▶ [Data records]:
-- -- --
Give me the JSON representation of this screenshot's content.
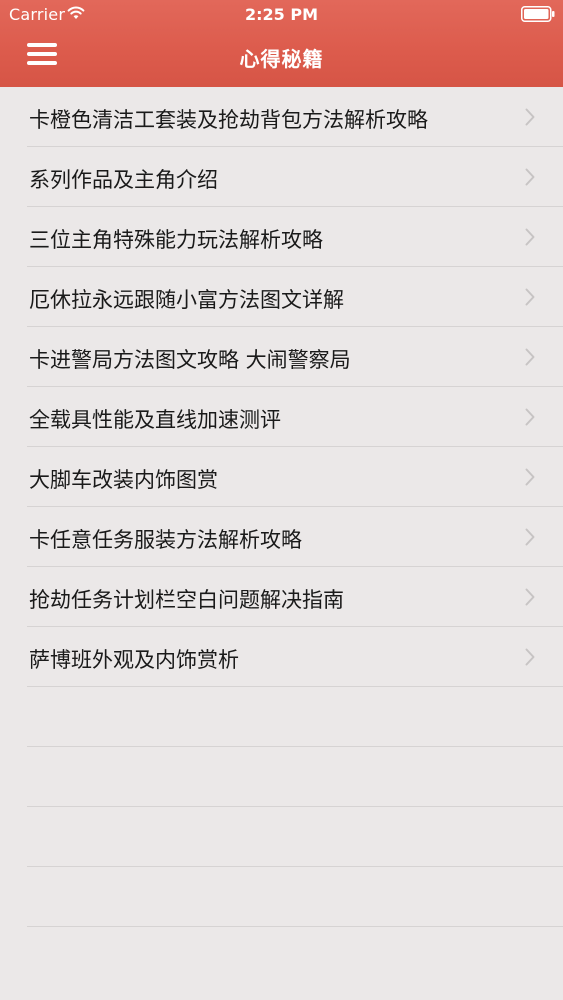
{
  "status_bar": {
    "carrier": "Carrier",
    "time": "2:25 PM",
    "wifi_icon": "wifi-icon",
    "battery_icon": "battery-icon"
  },
  "nav": {
    "title": "心得秘籍",
    "menu_icon": "hamburger-menu-icon"
  },
  "list": {
    "items": [
      {
        "label": "卡橙色清洁工套装及抢劫背包方法解析攻略"
      },
      {
        "label": "系列作品及主角介绍"
      },
      {
        "label": "三位主角特殊能力玩法解析攻略"
      },
      {
        "label": "厄休拉永远跟随小富方法图文详解"
      },
      {
        "label": "卡进警局方法图文攻略 大闹警察局"
      },
      {
        "label": "全载具性能及直线加速测评"
      },
      {
        "label": "大脚车改装内饰图赏"
      },
      {
        "label": "卡任意任务服装方法解析攻略"
      },
      {
        "label": "抢劫任务计划栏空白问题解决指南"
      },
      {
        "label": "萨博班外观及内饰赏析"
      }
    ],
    "chevron_icon": "chevron-right-icon"
  },
  "colors": {
    "header": "#dc5b4c",
    "background": "#ebe8e8",
    "separator": "#d6d3d3",
    "chevron": "#c7c4c4"
  }
}
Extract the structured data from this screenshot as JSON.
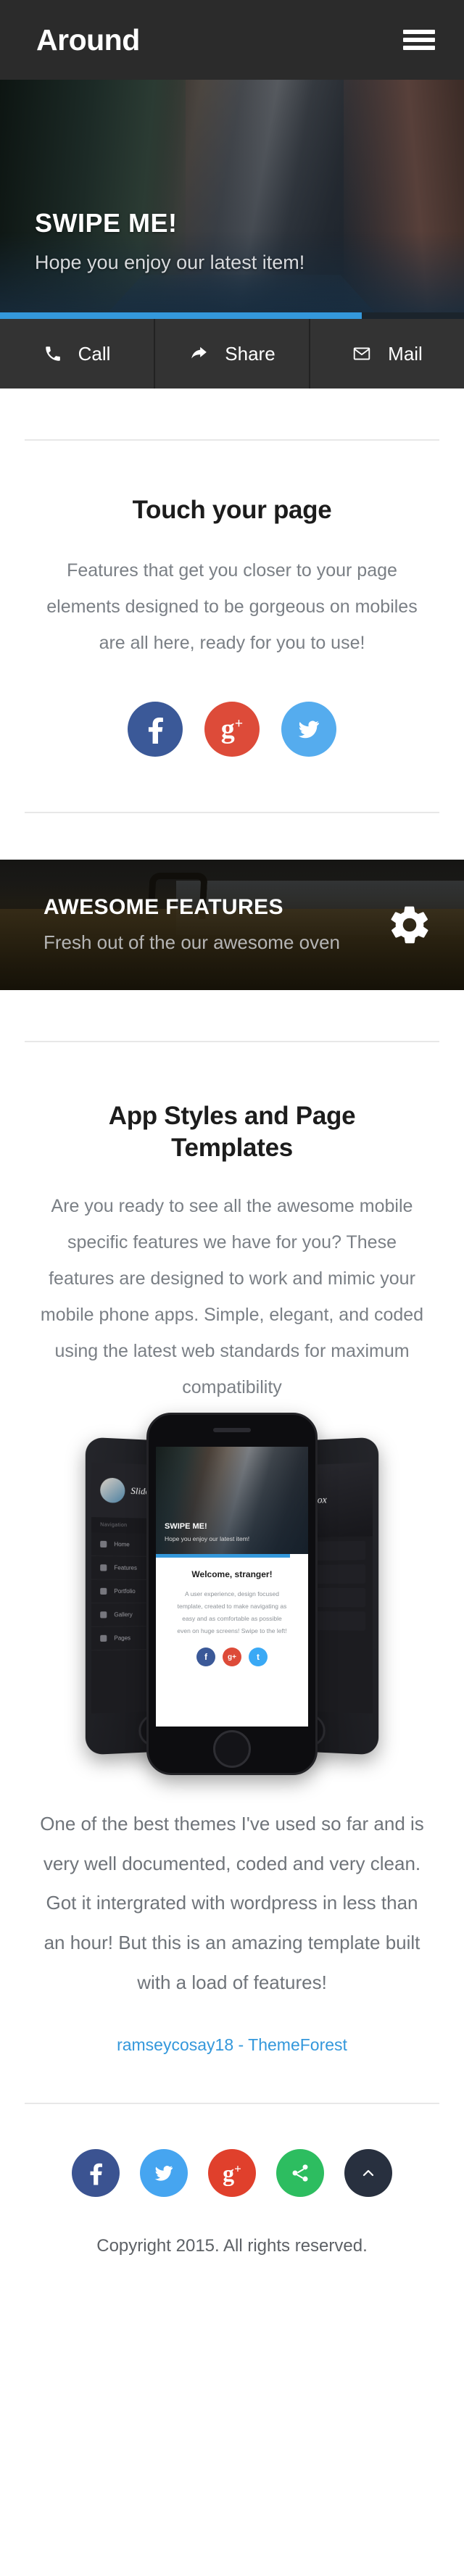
{
  "header": {
    "brand": "Around",
    "menu_icon": "hamburger-icon"
  },
  "hero": {
    "title": "SWIPE ME!",
    "subtitle": "Hope you enjoy our latest item!",
    "progress_percent": 78,
    "progress_color": "#3498db"
  },
  "actionbar": {
    "items": [
      {
        "icon": "phone-icon",
        "label": "Call"
      },
      {
        "icon": "share-arrow-icon",
        "label": "Share"
      },
      {
        "icon": "envelope-icon",
        "label": "Mail"
      }
    ]
  },
  "touch_section": {
    "title": "Touch your page",
    "body": "Features that get you closer to your page elements designed to be gorgeous on mobiles are all here, ready for you to use!",
    "socials": [
      {
        "name": "facebook",
        "icon": "facebook-icon",
        "color": "#3b5998"
      },
      {
        "name": "googleplus",
        "icon": "google-plus-icon",
        "color": "#dd4b39"
      },
      {
        "name": "twitter",
        "icon": "twitter-icon",
        "color": "#55acee"
      }
    ]
  },
  "parallax": {
    "title": "AWESOME FEATURES",
    "subtitle": "Fresh out of the our awesome oven",
    "icon": "gear-icon"
  },
  "app_section": {
    "title": "App Styles and Page Templates",
    "body": "Are you ready to see all the awesome mobile specific features we have for you? These features are designed to work and mimic your mobile phone apps. Simple, elegant, and coded using the latest web standards for maximum compatibility"
  },
  "mockup": {
    "left_phone": {
      "logo": "Slidebox",
      "nav_label": "Navigation",
      "nav_items": [
        "Home",
        "Features",
        "Portfolio",
        "Gallery",
        "Pages"
      ]
    },
    "right_phone": {
      "logo": "Slidebox"
    },
    "center_phone": {
      "hero_title": "SWIPE ME!",
      "hero_subtitle": "Hope you enjoy our latest item!",
      "welcome_title": "Welcome, stranger!",
      "welcome_lines": [
        "A user experience, design focused",
        "template, created to make navigating as",
        "easy and as comfortable as possible",
        "even on huge screens! Swipe to the left!"
      ],
      "socials": [
        {
          "name": "facebook",
          "glyph": "f",
          "color": "#3b5998"
        },
        {
          "name": "googleplus",
          "glyph": "g+",
          "color": "#dd4b39"
        },
        {
          "name": "twitter",
          "glyph": "t",
          "color": "#3aa9f5"
        }
      ]
    }
  },
  "testimonial": {
    "quote": "One of the best themes I've used so far and is very well documented, coded and very clean. Got it intergrated with wordpress in less than an hour! But this is an amazing template built with a load of features!",
    "author": "ramseycosay18 - ThemeForest",
    "author_color": "#3498db"
  },
  "footer": {
    "socials": [
      {
        "name": "facebook",
        "icon": "facebook-icon",
        "color": "#3b5391"
      },
      {
        "name": "twitter",
        "icon": "twitter-icon",
        "color": "#46a5f0"
      },
      {
        "name": "googleplus",
        "icon": "google-plus-icon",
        "color": "#e0402c"
      },
      {
        "name": "share",
        "icon": "share-nodes-icon",
        "color": "#2dbd60"
      },
      {
        "name": "scroll-top",
        "icon": "chevron-up-icon",
        "color": "#28303f"
      }
    ],
    "copyright": "Copyright 2015. All rights reserved."
  }
}
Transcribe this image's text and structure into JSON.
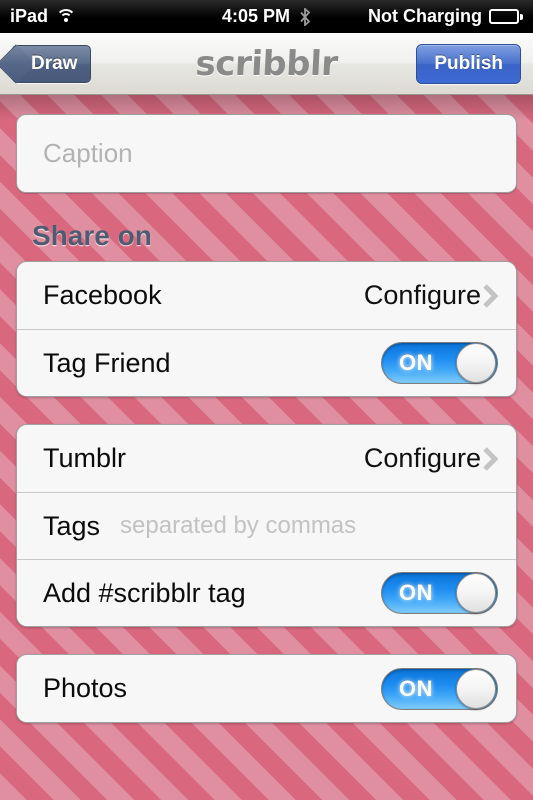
{
  "status_bar": {
    "carrier": "iPad",
    "wifi_icon": "wifi-icon",
    "time": "4:05 PM",
    "bluetooth_icon": "bluetooth-icon",
    "battery_text": "Not Charging",
    "battery_icon": "battery-icon"
  },
  "nav": {
    "back_label": "Draw",
    "title": "scribblr",
    "publish_label": "Publish"
  },
  "caption": {
    "value": "",
    "placeholder": "Caption"
  },
  "sections": {
    "share_on_header": "Share on"
  },
  "facebook_group": {
    "rows": [
      {
        "label": "Facebook",
        "action": "Configure",
        "chevron": "chevron-right-icon"
      },
      {
        "label": "Tag Friend",
        "toggle": "ON"
      }
    ]
  },
  "tumblr_group": {
    "rows": [
      {
        "label": "Tumblr",
        "action": "Configure",
        "chevron": "chevron-right-icon"
      },
      {
        "label": "Tags",
        "value": "",
        "placeholder": "separated by commas"
      },
      {
        "label": "Add #scribblr tag",
        "toggle": "ON"
      }
    ]
  },
  "photos_group": {
    "rows": [
      {
        "label": "Photos",
        "toggle": "ON"
      }
    ]
  },
  "colors": {
    "stripe_light": "#e08fa1",
    "stripe_dark": "#d9687f",
    "switch_on": "#1d8cf0",
    "publish_blue": "#4b73cf",
    "header_text": "#4f5b70"
  }
}
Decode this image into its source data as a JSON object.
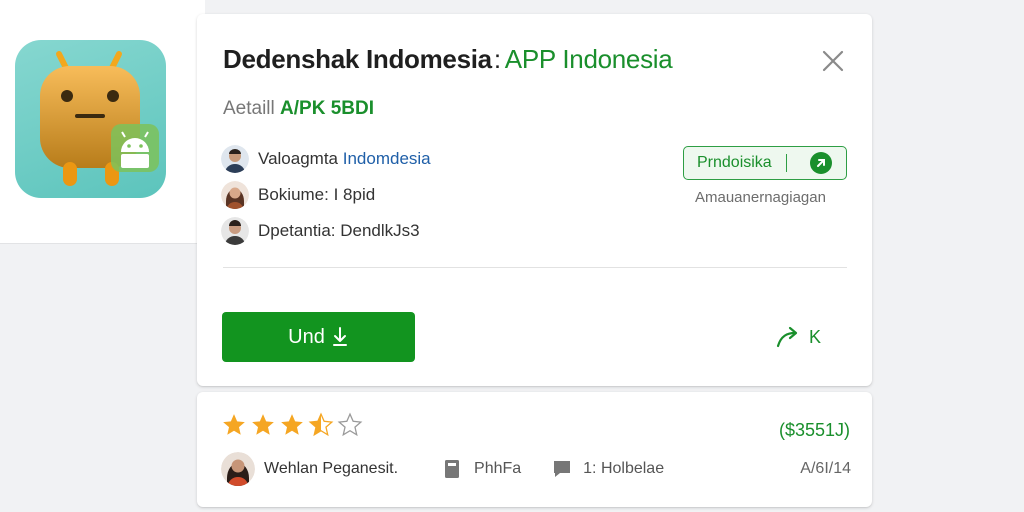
{
  "app": {
    "title": "Dedenshak Indomesia",
    "title_separator": ":",
    "title_suffix": "APP Indonesia",
    "subtitle_prefix": "Aetaill",
    "subtitle_highlight": "A/PK 5BDI",
    "icon_name": "android-robot-icon"
  },
  "info": [
    {
      "label": "Valoagmta",
      "value": "Indomdesia",
      "value_is_link": true
    },
    {
      "label": "Bokiume:",
      "value": "I 8pid",
      "value_is_link": false
    },
    {
      "label": "Dpetantia:",
      "value": "DendlkJs3",
      "value_is_link": false
    }
  ],
  "tag": {
    "label": "Prndoisika",
    "caption": "Amauanernagiagan"
  },
  "actions": {
    "install_label": "Und",
    "share_label": "K"
  },
  "rating": {
    "stars_filled": 3,
    "stars_half": 1,
    "stars_total": 5,
    "price": "($3551J)"
  },
  "reviewer": {
    "name": "Wehlan Peganesit.",
    "meta1": "PhhFa",
    "meta2": "1: Holbelae",
    "version": "A/6I/14"
  },
  "colors": {
    "accent_green": "#12941f",
    "text_green": "#1a8f2c",
    "link_blue": "#1f5fa8",
    "star_gold": "#f5a623",
    "icon_bg": "#5cc4bc",
    "robot_body": "#f5a623"
  }
}
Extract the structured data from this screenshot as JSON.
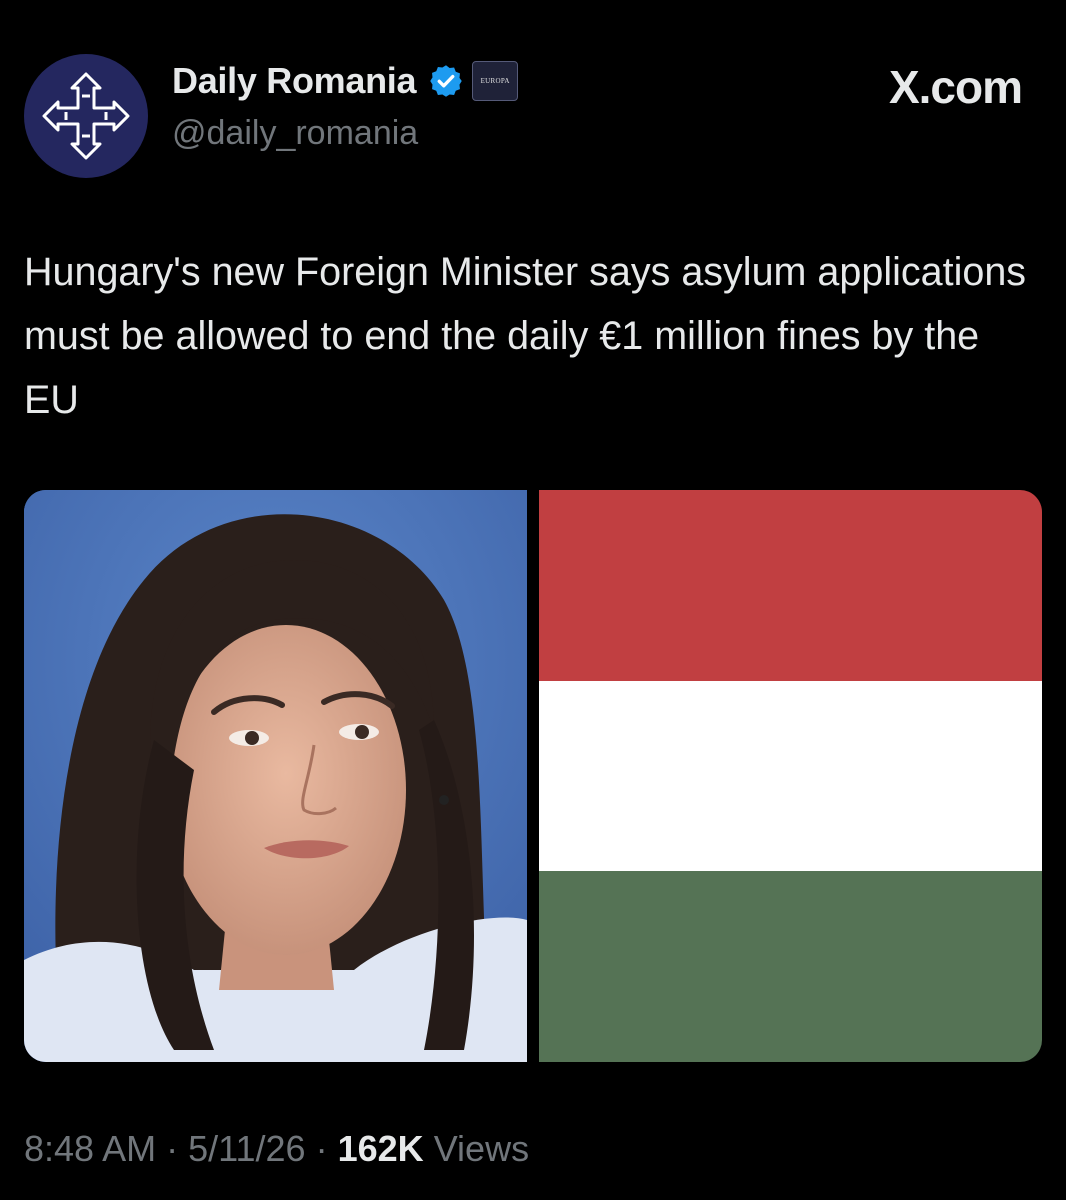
{
  "post": {
    "display_name": "Daily Romania",
    "handle": "@daily_romania",
    "verified_icon": "verified-badge-icon",
    "affiliation_badge": "EUROPA",
    "text": "Hungary's new Foreign Minister says asylum applications must be allowed to end the daily €1 million fines by the EU",
    "time": "8:48 AM",
    "separator": "·",
    "date": "5/11/26",
    "views_count": "162K",
    "views_label": "Views"
  },
  "watermark": "X.com",
  "colors": {
    "background": "#000000",
    "text": "#e7e9ea",
    "muted": "#71767b",
    "verified": "#1d9bf0",
    "avatar_bg": "#24275f",
    "flag_red": "#c13f41",
    "flag_white": "#ffffff",
    "flag_green": "#557355"
  },
  "media": {
    "photo_icon": "portrait-photo",
    "flag_icon": "hungarian-flag"
  }
}
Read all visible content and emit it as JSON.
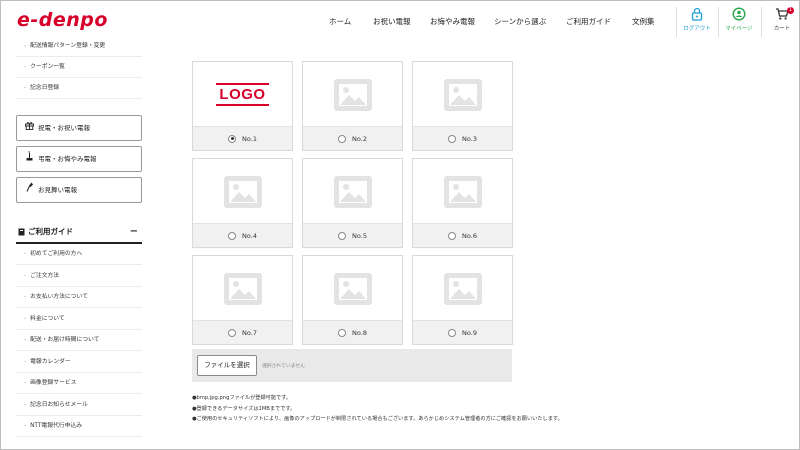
{
  "header": {
    "logo": "e-denpo",
    "nav": [
      "ホーム",
      "お祝い電報",
      "お悔やみ電報",
      "シーンから選ぶ",
      "ご利用ガイド",
      "文例集"
    ],
    "utils": [
      {
        "label": "ログアウト",
        "icon": "lock-open-icon",
        "color": "#1a9fd8"
      },
      {
        "label": "マイページ",
        "icon": "user-circle-icon",
        "color": "#2aa84a"
      },
      {
        "label": "カート",
        "icon": "cart-icon",
        "color": "#333333",
        "badge": "1"
      }
    ]
  },
  "sidebar": {
    "top_links": [
      "配送情報パターン登録・変更",
      "クーポン一覧",
      "記念日登録"
    ],
    "buttons": [
      "祝電・お祝い電報",
      "弔電・お悔やみ電報",
      "お見舞い電報"
    ],
    "guide_title": "ご利用ガイド",
    "guide_toggle": "−",
    "guide_links": [
      "初めてご利用の方へ",
      "ご注文方法",
      "お支払い方法について",
      "料金について",
      "配送・お届け時間について",
      "電報カレンダー",
      "画像登録サービス",
      "記念日お知らせメール",
      "NTT電報代行申込み"
    ]
  },
  "grid": {
    "logo_text": "LOGO",
    "selected_index": 0,
    "items": [
      "No.1",
      "No.2",
      "No.3",
      "No.4",
      "No.5",
      "No.6",
      "No.7",
      "No.8",
      "No.9"
    ]
  },
  "upload": {
    "button_label": "ファイルを選択",
    "status": "選択されていません"
  },
  "notes": [
    "●bmp,jpg,pngファイルが登録可能です。",
    "●登録できるデータサイズは1MBまでです。",
    "●ご使用のセキュリティソフトにより、画像のアップロードが制限されている場合もございます。あらかじめシステム管理者の方にご確認をお願いいたします。"
  ],
  "colors": {
    "brand": "#d7002a",
    "placeholder": "#e3e3e3"
  }
}
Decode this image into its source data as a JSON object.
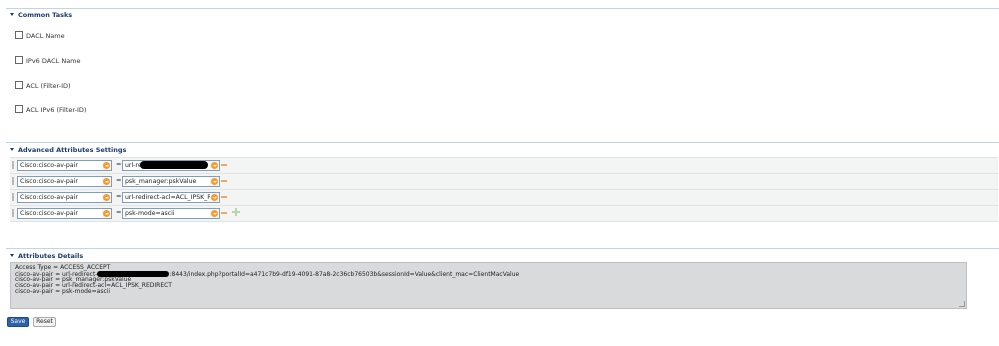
{
  "common_tasks": {
    "title": "Common Tasks",
    "items": [
      "DACL Name",
      "IPv6 DACL Name",
      "ACL  (Filter-ID)",
      "ACL IPv6 (Filter-ID)"
    ]
  },
  "advanced": {
    "title": "Advanced Attributes Settings",
    "eq": "=",
    "rows": [
      {
        "attribute": "Cisco:cisco-av-pair",
        "value": "url-redirect-"
      },
      {
        "attribute": "Cisco:cisco-av-pair",
        "value": "psk_manager:pskValue"
      },
      {
        "attribute": "Cisco:cisco-av-pair",
        "value": "url-redirect-acl=ACL_IPSK_R..."
      },
      {
        "attribute": "Cisco:cisco-av-pair",
        "value": "psk-mode=ascii"
      }
    ]
  },
  "details": {
    "title": "Attributes Details",
    "lines": [
      "Access Type = ACCESS_ACCEPT",
      "cisco-av-pair = url-redirect-",
      "cisco-av-pair = psk_manager:pskValue",
      "cisco-av-pair = url-redirect-acl=ACL_IPSK_REDIRECT",
      "cisco-av-pair = psk-mode=ascii"
    ],
    "line2_suffix": ":8443/index.php?portalId=a471c7b9-df19-4091-87a8-2c36cb76503b&sessionId=Value&client_mac=ClientMacValue"
  },
  "buttons": {
    "save": "Save",
    "reset": "Reset"
  },
  "colors": {
    "accent": "#1d3b6d",
    "dropdown": "#f59c2a",
    "save_button": "#2d61a9"
  }
}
-- -- --
▶ [Stated task]:
From the entries, report each line that includes the word "enjoy".

▶ [The solution]:
    "subtitle": "Hope you enjoy our latest item!",
      "hero_subtitle": "Hope you enjoy our latest item!",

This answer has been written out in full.